Task description :: Provide only the number of lines in the data below that contain the word "محمد".

Given entries ::
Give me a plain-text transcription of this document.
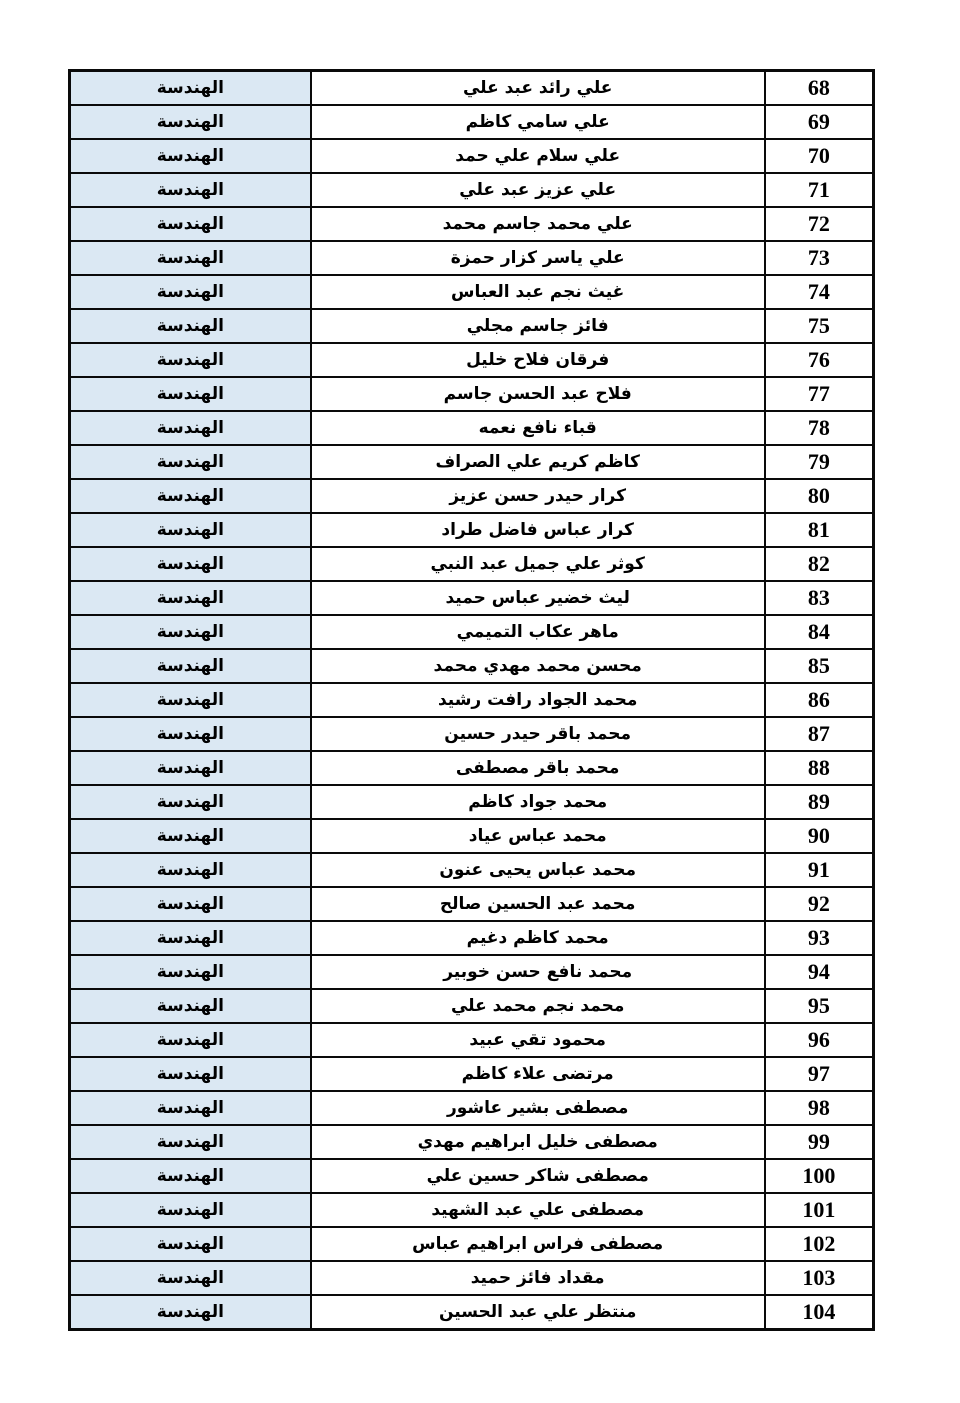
68	علي رائد عبد علي	الهندسة
69	علي سامي كاظم	الهندسة
70	علي سلام علي حمد	الهندسة
71	علي عزيز عبد علي	الهندسة
72	علي محمد جاسم محمد	الهندسة
73	علي ياسر كزار حمزة	الهندسة
74	غيث نجم عبد العباس	الهندسة
75	فائز جاسم مجلي	الهندسة
76	فرقان فلاح خليل	الهندسة
77	فلاح عبد الحسن جاسم	الهندسة
78	قباء نافع نعمه	الهندسة
79	كاظم كريم علي الصراف	الهندسة
80	كرار حيدر حسن عزيز	الهندسة
81	كرار عباس فاضل طراد	الهندسة
82	كوثر علي جميل عبد النبي	الهندسة
83	ليث خضير عباس حميد	الهندسة
84	ماهر عكاب التميمي	الهندسة
85	محسن محمد مهدي محمد	الهندسة
86	محمد الجواد رافت رشيد	الهندسة
87	محمد باقر حيدر حسين	الهندسة
88	محمد باقر مصطفى	الهندسة
89	محمد جواد كاظم	الهندسة
90	محمد عباس عياد	الهندسة
91	محمد عباس يحيى عنون	الهندسة
92	محمد عبد الحسين صالح	الهندسة
93	محمد كاظم دغيم	الهندسة
94	محمد نافع حسن خوبير	الهندسة
95	محمد نجم محمد علي	الهندسة
96	محمود تقي عبيد	الهندسة
97	مرتضى علاء كاظم	الهندسة
98	مصطفى بشير عاشور	الهندسة
99	مصطفى خليل ابراهيم مهدي	الهندسة
100	مصطفى شاكر حسين علي	الهندسة
101	مصطفى علي عبد الشهيد	الهندسة
102	مصطفى فراس ابراهيم عباس	الهندسة
103	مقداد فائز حميد	الهندسة
104	منتظر علي عبد الحسين	الهندسة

Complete response :: 12